## Problem to work on
Read the records below. Copy each line where the string "degrees" occurs.

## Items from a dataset
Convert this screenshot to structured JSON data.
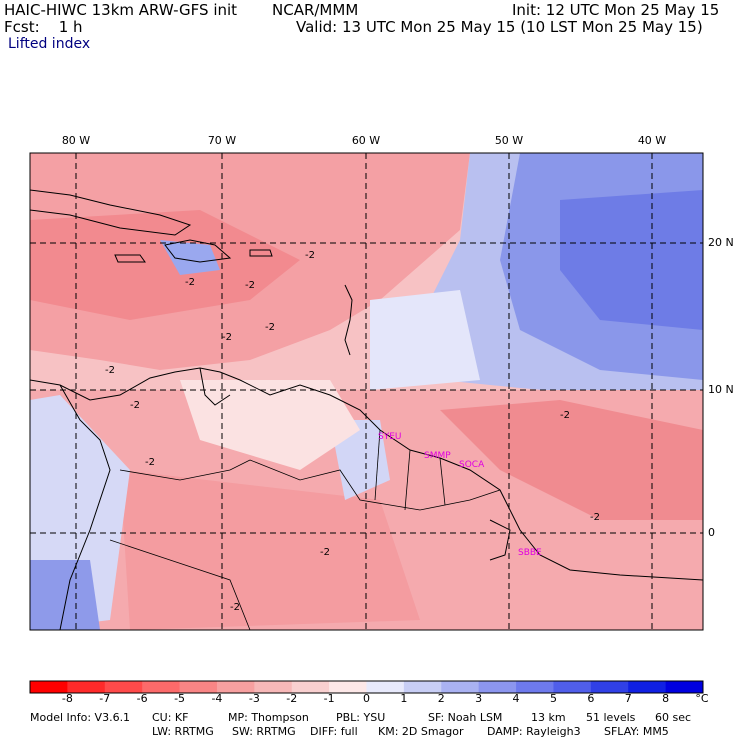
{
  "header": {
    "model": "HAIC-HIWC 13km ARW-GFS init",
    "org": "NCAR/MMM",
    "init": "Init: 12 UTC Mon 25 May 15",
    "fcst": "Fcst:    1 h",
    "valid": "Valid: 13 UTC Mon 25 May 15 (10 LST Mon 25 May 15)",
    "field": "Lifted index"
  },
  "map": {
    "lon_labels": [
      "80 W",
      "70 W",
      "60 W",
      "50 W",
      "40 W"
    ],
    "lat_labels": [
      "20 N",
      "10 N",
      "0"
    ],
    "contour_labels": [
      "-2",
      "-2",
      "-2",
      "-2",
      "-2",
      "-2",
      "-2",
      "-2",
      "-2",
      "-2",
      "-2",
      "-2"
    ],
    "sites": [
      "SYEU",
      "SMMP",
      "SOCA",
      "SBBE"
    ],
    "colors": {
      "negative_strong": "#ff0000",
      "negative_weak": "#f7b4b8",
      "neutral": "#ffffff",
      "positive_weak": "#c8cef5",
      "positive_strong": "#0000e0",
      "site_label": "#e000e0",
      "coast": "#000000"
    }
  },
  "colorbar": {
    "ticks": [
      "-8",
      "-7",
      "-6",
      "-5",
      "-4",
      "-3",
      "-2",
      "-1",
      "0",
      "1",
      "2",
      "3",
      "4",
      "5",
      "6",
      "7",
      "8"
    ],
    "unit": "°C",
    "colors": [
      "#ff0000",
      "#ff2a2a",
      "#ff4a4a",
      "#fc6a6a",
      "#f98585",
      "#f7a0a0",
      "#f7b8b8",
      "#f9d0d0",
      "#fde8e8",
      "#e8eafc",
      "#c8cef5",
      "#aab2f2",
      "#8c96ef",
      "#6e7aed",
      "#505eea",
      "#3040e6",
      "#1020e3",
      "#0000e0"
    ]
  },
  "footer": {
    "line1": [
      "Model Info: V3.6.1",
      "CU: KF",
      "MP: Thompson",
      "PBL: YSU",
      "SF: Noah LSM",
      "13 km",
      "51 levels",
      "60 sec"
    ],
    "line2": [
      "LW: RRTMG",
      "SW: RRTMG",
      "DIFF: full",
      "KM: 2D Smagor",
      "DAMP: Rayleigh3",
      "SFLAY: MM5"
    ]
  }
}
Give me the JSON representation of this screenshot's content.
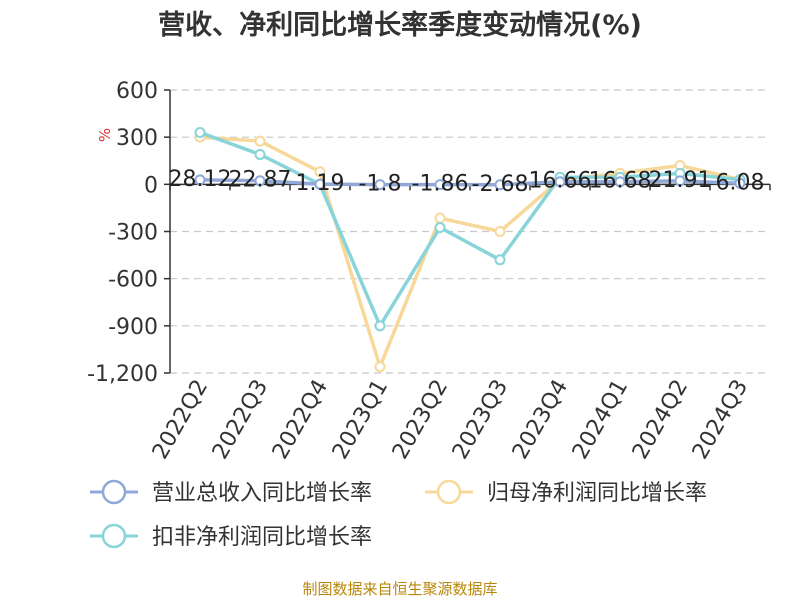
{
  "chart_data": {
    "type": "line",
    "title": "营收、净利同比增长率季度变动情况(%)",
    "unit": "%",
    "source": "制图数据来自恒生聚源数据库",
    "categories": [
      "2022Q2",
      "2022Q3",
      "2022Q4",
      "2023Q1",
      "2023Q2",
      "2023Q3",
      "2023Q4",
      "2024Q1",
      "2024Q2",
      "2024Q3"
    ],
    "ylim": [
      -1200,
      600
    ],
    "yticks": [
      600,
      300,
      0,
      -300,
      -600,
      -900,
      -1200
    ],
    "ytick_labels": [
      "600",
      "300",
      "0",
      "-300",
      "-600",
      "-900",
      "-1,200"
    ],
    "grid": true,
    "legend_position": "bottom",
    "series": [
      {
        "name": "营业总收入同比增长率",
        "color": "#8fa8d8",
        "values": [
          28.12,
          22.87,
          1.19,
          -1.8,
          -1.86,
          -2.68,
          16.66,
          16.68,
          21.91,
          6.08
        ],
        "data_labels": [
          "28.12",
          "22.87",
          "1.19",
          "-1.8",
          "-1.86",
          "-2.68",
          "16.66",
          "16.68",
          "21.91",
          "6.08"
        ]
      },
      {
        "name": "归母净利润同比增长率",
        "color": "#f8d898",
        "values": [
          300,
          275,
          80,
          -1160,
          -215,
          -300,
          30,
          70,
          120,
          30
        ]
      },
      {
        "name": "扣非净利润同比增长率",
        "color": "#88d4d8",
        "values": [
          330,
          190,
          0,
          -900,
          -275,
          -480,
          45,
          45,
          70,
          30
        ]
      }
    ]
  }
}
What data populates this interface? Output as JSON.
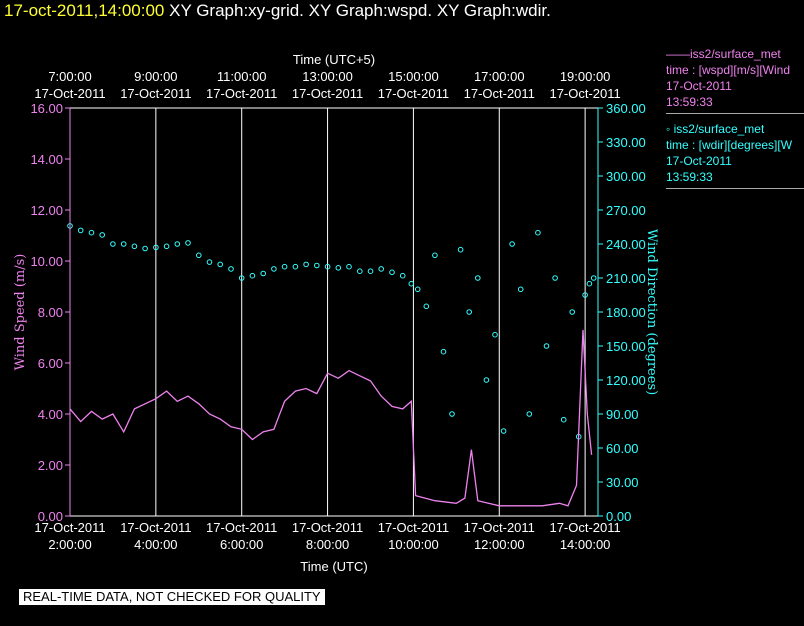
{
  "header": {
    "timestamp": "17-oct-2011,14:00:00",
    "graphs": "XY Graph:xy-grid.  XY Graph:wspd.  XY Graph:wdir."
  },
  "footer": {
    "qc_note": "REAL-TIME DATA, NOT CHECKED FOR QUALITY"
  },
  "legend": [
    {
      "marker": "——",
      "name": "iss2/surface_met",
      "desc": "time : [wspd][m/s][Wind",
      "date": "17-Oct-2011",
      "time": "13:59:33"
    },
    {
      "marker": "◦",
      "name": "iss2/surface_met",
      "desc": "time : [wdir][degrees][W",
      "date": "17-Oct-2011",
      "time": "13:59:33"
    }
  ],
  "colors": {
    "wspd": "#ee82ee",
    "wdir": "#33ffff",
    "title_time": "#ffff33",
    "grid": "#ffffff",
    "background": "#000000"
  },
  "chart_data": {
    "type": "line",
    "x_bottom_label": "Time (UTC)",
    "x_top_label": "Time (UTC+5)",
    "x_range_hours_utc": [
      2,
      14.3
    ],
    "x_bottom_ticks": [
      {
        "x": 2,
        "date": "17-Oct-2011",
        "time": "2:00:00"
      },
      {
        "x": 4,
        "date": "17-Oct-2011",
        "time": "4:00:00"
      },
      {
        "x": 6,
        "date": "17-Oct-2011",
        "time": "6:00:00"
      },
      {
        "x": 8,
        "date": "17-Oct-2011",
        "time": "8:00:00"
      },
      {
        "x": 10,
        "date": "17-Oct-2011",
        "time": "10:00:00"
      },
      {
        "x": 12,
        "date": "17-Oct-2011",
        "time": "12:00:00"
      },
      {
        "x": 14,
        "date": "17-Oct-2011",
        "time": "14:00:00"
      }
    ],
    "x_top_ticks": [
      {
        "x": 2,
        "time": "7:00:00",
        "date": "17-Oct-2011"
      },
      {
        "x": 4,
        "time": "9:00:00",
        "date": "17-Oct-2011"
      },
      {
        "x": 6,
        "time": "11:00:00",
        "date": "17-Oct-2011"
      },
      {
        "x": 8,
        "time": "13:00:00",
        "date": "17-Oct-2011"
      },
      {
        "x": 10,
        "time": "15:00:00",
        "date": "17-Oct-2011"
      },
      {
        "x": 12,
        "time": "17:00:00",
        "date": "17-Oct-2011"
      },
      {
        "x": 14,
        "time": "19:00:00",
        "date": "17-Oct-2011"
      }
    ],
    "grid": "vertical lines at each time tick",
    "left_axis": {
      "label": "Wind Speed (m/s)",
      "range": [
        0,
        16
      ],
      "ticks": [
        "0.00",
        "2.00",
        "4.00",
        "6.00",
        "8.00",
        "10.00",
        "12.00",
        "14.00",
        "16.00"
      ]
    },
    "right_axis": {
      "label": "Wind Direction (degrees)",
      "range": [
        0,
        360
      ],
      "ticks": [
        "0.00",
        "30.00",
        "60.00",
        "90.00",
        "120.00",
        "150.00",
        "180.00",
        "210.00",
        "240.00",
        "270.00",
        "300.00",
        "330.00",
        "360.00"
      ]
    },
    "series": [
      {
        "id": "wspd",
        "axis": "left",
        "style": "line",
        "x": [
          2,
          2.25,
          2.5,
          2.75,
          3,
          3.25,
          3.5,
          3.75,
          4,
          4.25,
          4.5,
          4.75,
          5,
          5.25,
          5.5,
          5.75,
          6,
          6.25,
          6.5,
          6.75,
          7,
          7.25,
          7.5,
          7.75,
          8,
          8.25,
          8.5,
          8.75,
          9,
          9.25,
          9.5,
          9.75,
          9.95,
          10.05,
          10.5,
          11,
          11.2,
          11.35,
          11.5,
          11.75,
          12,
          12.5,
          13,
          13.4,
          13.6,
          13.8,
          13.95,
          14.05,
          14.15
        ],
        "y": [
          4.2,
          3.7,
          4.1,
          3.8,
          4.0,
          3.3,
          4.2,
          4.4,
          4.6,
          4.9,
          4.5,
          4.7,
          4.4,
          4.0,
          3.8,
          3.5,
          3.4,
          3.0,
          3.3,
          3.4,
          4.5,
          4.9,
          5.0,
          4.8,
          5.6,
          5.4,
          5.7,
          5.5,
          5.3,
          4.7,
          4.3,
          4.2,
          4.5,
          0.8,
          0.6,
          0.5,
          0.7,
          2.6,
          0.6,
          0.5,
          0.4,
          0.4,
          0.4,
          0.5,
          0.4,
          1.2,
          7.3,
          4.0,
          2.4
        ]
      },
      {
        "id": "wdir",
        "axis": "right",
        "style": "markers",
        "x": [
          2,
          2.25,
          2.5,
          2.75,
          3,
          3.25,
          3.5,
          3.75,
          4,
          4.25,
          4.5,
          4.75,
          5,
          5.25,
          5.5,
          5.75,
          6,
          6.25,
          6.5,
          6.75,
          7,
          7.25,
          7.5,
          7.75,
          8,
          8.25,
          8.5,
          8.75,
          9,
          9.25,
          9.5,
          9.75,
          9.95,
          10.1,
          10.3,
          10.5,
          10.7,
          10.9,
          11.1,
          11.3,
          11.5,
          11.7,
          11.9,
          12.1,
          12.3,
          12.5,
          12.7,
          12.9,
          13.1,
          13.3,
          13.5,
          13.7,
          13.85,
          14.0,
          14.1,
          14.2
        ],
        "y": [
          256,
          252,
          250,
          248,
          240,
          240,
          238,
          236,
          237,
          238,
          240,
          241,
          230,
          224,
          222,
          218,
          210,
          212,
          214,
          218,
          220,
          220,
          222,
          221,
          220,
          219,
          220,
          216,
          216,
          218,
          215,
          212,
          205,
          200,
          185,
          230,
          145,
          90,
          235,
          180,
          210,
          120,
          160,
          75,
          240,
          200,
          90,
          250,
          150,
          210,
          85,
          180,
          70,
          195,
          205,
          210
        ]
      }
    ]
  }
}
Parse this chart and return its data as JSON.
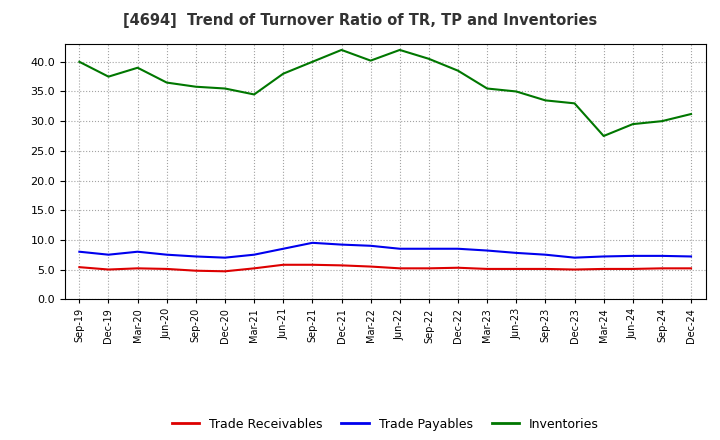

## Answer for the task
      "desc": "time : [wdir][degrees][W",
      "label": "Wind Direction (degrees)",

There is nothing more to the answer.